What to do: The listing below should be copied in full, word for word.

Record excerpts:

--------------------------------

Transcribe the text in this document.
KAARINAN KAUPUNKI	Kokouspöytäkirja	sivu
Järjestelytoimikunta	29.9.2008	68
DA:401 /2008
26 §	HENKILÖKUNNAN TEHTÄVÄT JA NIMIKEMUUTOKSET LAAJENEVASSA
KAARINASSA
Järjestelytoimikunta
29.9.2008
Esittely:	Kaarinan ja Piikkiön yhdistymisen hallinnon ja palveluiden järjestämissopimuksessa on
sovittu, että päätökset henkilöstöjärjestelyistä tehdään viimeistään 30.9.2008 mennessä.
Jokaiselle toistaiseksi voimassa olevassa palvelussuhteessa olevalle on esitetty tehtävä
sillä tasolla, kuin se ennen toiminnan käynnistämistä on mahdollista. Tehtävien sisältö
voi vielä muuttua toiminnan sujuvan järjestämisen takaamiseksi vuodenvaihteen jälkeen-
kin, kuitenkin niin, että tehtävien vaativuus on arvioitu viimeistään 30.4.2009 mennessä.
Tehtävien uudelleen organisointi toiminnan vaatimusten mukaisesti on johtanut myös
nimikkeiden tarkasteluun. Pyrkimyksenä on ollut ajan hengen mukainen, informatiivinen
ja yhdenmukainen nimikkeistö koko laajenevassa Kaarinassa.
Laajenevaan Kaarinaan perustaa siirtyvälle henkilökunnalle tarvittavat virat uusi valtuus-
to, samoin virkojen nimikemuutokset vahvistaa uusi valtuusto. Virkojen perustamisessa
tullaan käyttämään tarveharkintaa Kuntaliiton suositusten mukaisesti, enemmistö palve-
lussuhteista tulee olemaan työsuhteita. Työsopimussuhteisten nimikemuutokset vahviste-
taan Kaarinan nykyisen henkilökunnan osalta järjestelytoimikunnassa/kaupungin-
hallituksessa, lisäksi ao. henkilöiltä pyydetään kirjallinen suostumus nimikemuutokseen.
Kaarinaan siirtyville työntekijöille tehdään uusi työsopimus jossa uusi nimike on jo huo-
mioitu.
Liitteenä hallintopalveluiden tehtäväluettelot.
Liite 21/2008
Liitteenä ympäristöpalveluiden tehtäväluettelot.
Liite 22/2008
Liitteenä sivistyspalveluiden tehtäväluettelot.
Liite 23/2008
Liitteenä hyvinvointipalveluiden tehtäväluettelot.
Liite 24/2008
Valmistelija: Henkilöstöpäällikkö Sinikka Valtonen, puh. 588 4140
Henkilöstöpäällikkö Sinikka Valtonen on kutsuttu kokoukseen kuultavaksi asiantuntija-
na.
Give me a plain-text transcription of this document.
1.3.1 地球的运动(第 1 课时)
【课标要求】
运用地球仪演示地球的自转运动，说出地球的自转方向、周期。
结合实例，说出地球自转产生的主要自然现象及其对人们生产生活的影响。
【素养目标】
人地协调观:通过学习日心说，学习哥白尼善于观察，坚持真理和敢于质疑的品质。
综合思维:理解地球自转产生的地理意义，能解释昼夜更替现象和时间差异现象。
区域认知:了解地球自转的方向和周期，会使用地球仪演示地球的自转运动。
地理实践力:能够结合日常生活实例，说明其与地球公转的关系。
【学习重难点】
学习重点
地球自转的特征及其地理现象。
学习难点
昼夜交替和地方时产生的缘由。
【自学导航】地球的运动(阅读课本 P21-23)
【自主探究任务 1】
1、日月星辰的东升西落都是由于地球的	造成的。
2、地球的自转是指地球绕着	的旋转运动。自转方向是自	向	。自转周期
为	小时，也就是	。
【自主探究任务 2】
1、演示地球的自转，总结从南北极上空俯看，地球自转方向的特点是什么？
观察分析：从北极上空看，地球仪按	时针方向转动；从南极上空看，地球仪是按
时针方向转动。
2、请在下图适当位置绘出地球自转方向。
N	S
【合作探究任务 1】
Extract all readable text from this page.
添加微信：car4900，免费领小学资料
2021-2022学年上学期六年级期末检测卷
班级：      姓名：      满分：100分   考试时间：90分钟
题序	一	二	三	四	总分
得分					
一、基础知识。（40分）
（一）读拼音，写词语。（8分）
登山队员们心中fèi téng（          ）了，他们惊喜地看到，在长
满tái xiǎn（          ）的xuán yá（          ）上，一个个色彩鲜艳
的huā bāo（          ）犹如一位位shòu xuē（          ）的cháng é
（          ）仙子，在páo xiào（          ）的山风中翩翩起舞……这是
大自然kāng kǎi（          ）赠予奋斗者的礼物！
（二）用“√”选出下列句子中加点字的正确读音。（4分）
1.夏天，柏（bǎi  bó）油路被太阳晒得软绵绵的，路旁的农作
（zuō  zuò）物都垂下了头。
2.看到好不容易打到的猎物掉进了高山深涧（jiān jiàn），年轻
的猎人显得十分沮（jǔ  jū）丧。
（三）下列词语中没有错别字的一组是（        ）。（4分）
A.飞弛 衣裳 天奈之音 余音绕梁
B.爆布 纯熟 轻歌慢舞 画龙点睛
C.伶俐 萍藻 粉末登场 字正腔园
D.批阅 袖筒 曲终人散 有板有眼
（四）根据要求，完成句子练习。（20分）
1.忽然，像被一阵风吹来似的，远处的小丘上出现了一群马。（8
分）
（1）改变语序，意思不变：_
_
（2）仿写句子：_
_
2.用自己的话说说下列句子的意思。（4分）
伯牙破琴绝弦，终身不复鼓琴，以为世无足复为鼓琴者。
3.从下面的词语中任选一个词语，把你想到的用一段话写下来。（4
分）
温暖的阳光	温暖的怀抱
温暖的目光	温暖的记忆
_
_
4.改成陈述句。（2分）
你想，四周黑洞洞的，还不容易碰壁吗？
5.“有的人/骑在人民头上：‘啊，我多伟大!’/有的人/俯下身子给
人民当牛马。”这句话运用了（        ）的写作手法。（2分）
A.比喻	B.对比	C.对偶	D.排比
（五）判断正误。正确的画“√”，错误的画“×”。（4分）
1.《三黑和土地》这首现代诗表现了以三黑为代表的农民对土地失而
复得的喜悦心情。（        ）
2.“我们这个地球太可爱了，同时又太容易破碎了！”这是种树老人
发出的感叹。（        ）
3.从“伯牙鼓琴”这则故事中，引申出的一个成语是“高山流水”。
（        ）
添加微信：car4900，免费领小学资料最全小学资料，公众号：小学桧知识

--------------------------------

The reply:
Transcribe the text in this document.
KAARINAN KAUPUNKI	Kokouspöytäkirja	sivu
Järjestelytoimikunta	29.9.2008	68
DA:401 /2008
26 §	HENKILÖKUNNAN TEHTÄVÄT JA NIMIKEMUUTOKSET LAAJENEVASSA
KAARINASSA
Järjestelytoimikunta
29.9.2008
Esittely:	Kaarinan ja Piikkiön yhdistymisen hallinnon ja palveluiden järjestämissopimuksessa on
sovittu, että päätökset henkilöstöjärjestelyistä tehdään viimeistään 30.9.2008 mennessä.
Jokaiselle toistaiseksi voimassa olevassa palvelussuhteessa olevalle on esitetty tehtävä
sillä tasolla, kuin se ennen toiminnan käynnistämistä on mahdollista. Tehtävien sisältö
voi vielä muuttua toiminnan sujuvan järjestämisen takaamiseksi vuodenvaihteen jälkeen-
kin, kuitenkin niin, että tehtävien vaativuus on arvioitu viimeistään 30.4.2009 mennessä.
Tehtävien uudelleen organisointi toiminnan vaatimusten mukaisesti on johtanut myös
nimikkeiden tarkasteluun. Pyrkimyksenä on ollut ajan hengen mukainen, informatiivinen
ja yhdenmukainen nimikkeistö koko laajenevassa Kaarinassa.
Laajenevaan Kaarinaan perustaa siirtyvälle henkilökunnalle tarvittavat virat uusi valtuus-
to, samoin virkojen nimikemuutokset vahvistaa uusi valtuusto. Virkojen perustamisessa
tullaan käyttämään tarveharkintaa Kuntaliiton suositusten mukaisesti, enemmistö palve-
lussuhteista tulee olemaan työsuhteita. Työsopimussuhteisten nimikemuutokset vahviste-
taan Kaarinan nykyisen henkilökunnan osalta järjestelytoimikunnassa/kaupungin-
hallituksessa, lisäksi ao. henkilöiltä pyydetään kirjallinen suostumus nimikemuutokseen.
Kaarinaan siirtyville työntekijöille tehdään uusi työsopimus jossa uusi nimike on jo huo-
mioitu.
Liitteenä hallintopalveluiden tehtäväluettelot.
Liite 21/2008
Liitteenä ympäristöpalveluiden tehtäväluettelot.
Liite 22/2008
Liitteenä sivistyspalveluiden tehtäväluettelot.
Liite 23/2008
Liitteenä hyvinvointipalveluiden tehtäväluettelot.
Liite 24/2008
Valmistelija: Henkilöstöpäällikkö Sinikka Valtonen, puh. 588 4140
Henkilöstöpäällikkö Sinikka Valtonen on kutsuttu kokoukseen kuultavaksi asiantuntija-
na.
Give me a plain-text transcription of this document.
1.3.1 地球的运动(第 1 课时)
【课标要求】
运用地球仪演示地球的自转运动，说出地球的自转方向、周期。
结合实例，说出地球自转产生的主要自然现象及其对人们生产生活的影响。
【素养目标】
人地协调观:通过学习日心说，学习哥白尼善于观察，坚持真理和敢于质疑的品质。
综合思维:理解地球自转产生的地理意义，能解释昼夜更替现象和时间差异现象。
区域认知:了解地球自转的方向和周期，会使用地球仪演示地球的自转运动。
地理实践力:能够结合日常生活实例，说明其与地球公转的关系。
【学习重难点】
学习重点
地球自转的特征及其地理现象。
学习难点
昼夜交替和地方时产生的缘由。
【自学导航】地球的运动(阅读课本 P21-23)
【自主探究任务 1】
1、日月星辰的东升西落都是由于地球的	造成的。
2、地球的自转是指地球绕着	的旋转运动。自转方向是自	向	。自转周期
为	小时，也就是	。
【自主探究任务 2】
1、演示地球的自转，总结从南北极上空俯看，地球自转方向的特点是什么？
观察分析：从北极上空看，地球仪按	时针方向转动；从南极上空看，地球仪是按
时针方向转动。
2、请在下图适当位置绘出地球自转方向。
N	S
【合作探究任务 1】
Extract all readable text from this page.
添加微信：car4900，免费领小学资料
2021-2022学年上学期六年级期末检测卷
班级：      姓名：      满分：100分   考试时间：90分钟
题序	一	二	三	四	总分
得分					
一、基础知识。（40分）
（一）读拼音，写词语。（8分）
登山队员们心中fèi téng（          ）了，他们惊喜地看到，在长
满tái xiǎn（          ）的xuán yá（          ）上，一个个色彩鲜艳
的huā bāo（          ）犹如一位位shòu xuē（          ）的cháng é
（          ）仙子，在páo xiào（          ）的山风中翩翩起舞……这是
大自然kāng kǎi（          ）赠予奋斗者的礼物！
（二）用“√”选出下列句子中加点字的正确读音。（4分）
1.夏天，柏（bǎi  bó）油路被太阳晒得软绵绵的，路旁的农作
（zuō  zuò）物都垂下了头。
2.看到好不容易打到的猎物掉进了高山深涧（jiān jiàn），年轻
的猎人显得十分沮（jǔ  jū）丧。
（三）下列词语中没有错别字的一组是（        ）。（4分）
A.飞弛 衣裳 天奈之音 余音绕梁
B.爆布 纯熟 轻歌慢舞 画龙点睛
C.伶俐 萍藻 粉末登场 字正腔园
D.批阅 袖筒 曲终人散 有板有眼
（四）根据要求，完成句子练习。（20分）
1.忽然，像被一阵风吹来似的，远处的小丘上出现了一群马。（8
分）
（1）改变语序，意思不变：_
_
（2）仿写句子：_
_
2.用自己的话说说下列句子的意思。（4分）
伯牙破琴绝弦，终身不复鼓琴，以为世无足复为鼓琴者。
3.从下面的词语中任选一个词语，把你想到的用一段话写下来。（4
分）
温暖的阳光	温暖的怀抱
温暖的目光	温暖的记忆
_
_
4.改成陈述句。（2分）
你想，四周黑洞洞的，还不容易碰壁吗？
5.“有的人/骑在人民头上：‘啊，我多伟大!’/有的人/俯下身子给
人民当牛马。”这句话运用了（        ）的写作手法。（2分）
A.比喻	B.对比	C.对偶	D.排比
（五）判断正误。正确的画“√”，错误的画“×”。（4分）
1.《三黑和土地》这首现代诗表现了以三黑为代表的农民对土地失而
复得的喜悦心情。（        ）
2.“我们这个地球太可爱了，同时又太容易破碎了！”这是种树老人
发出的感叹。（        ）
3.从“伯牙鼓琴”这则故事中，引申出的一个成语是“高山流水”。
（        ）
添加微信：car4900，免费领小学资料最全小学资料，公众号：小学桧知识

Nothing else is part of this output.